───── Records for the exercise

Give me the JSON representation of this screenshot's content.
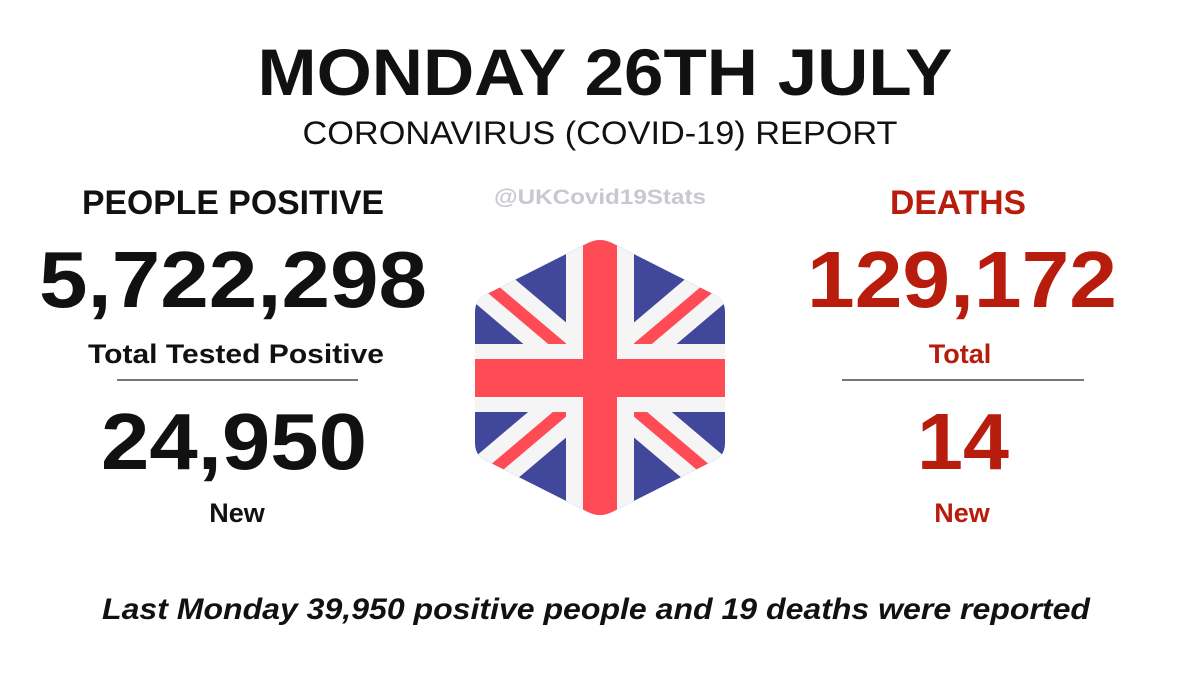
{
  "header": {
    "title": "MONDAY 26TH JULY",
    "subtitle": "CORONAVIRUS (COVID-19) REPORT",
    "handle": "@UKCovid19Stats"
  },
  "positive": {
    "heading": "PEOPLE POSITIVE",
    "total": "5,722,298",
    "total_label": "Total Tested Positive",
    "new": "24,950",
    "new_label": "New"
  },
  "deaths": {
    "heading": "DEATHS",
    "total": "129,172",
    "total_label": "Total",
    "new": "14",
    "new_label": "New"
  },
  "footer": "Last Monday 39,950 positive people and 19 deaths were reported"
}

──────────

* **What is being asked**:
Give the entries again without a single change, but with no pictures.

* **Result of this exercise**:
Give me the JSON representation of this screenshot's content.
{
  "header": {
    "title": "MONDAY 26TH JULY",
    "subtitle": "CORONAVIRUS (COVID-19) REPORT",
    "handle": "@UKCovid19Stats"
  },
  "positive": {
    "heading": "PEOPLE POSITIVE",
    "total": "5,722,298",
    "total_label": "Total Tested Positive",
    "new": "24,950",
    "new_label": "New"
  },
  "deaths": {
    "heading": "DEATHS",
    "total": "129,172",
    "total_label": "Total",
    "new": "14",
    "new_label": "New"
  },
  "footer": "Last Monday 39,950 positive people and 19 deaths were reported"
}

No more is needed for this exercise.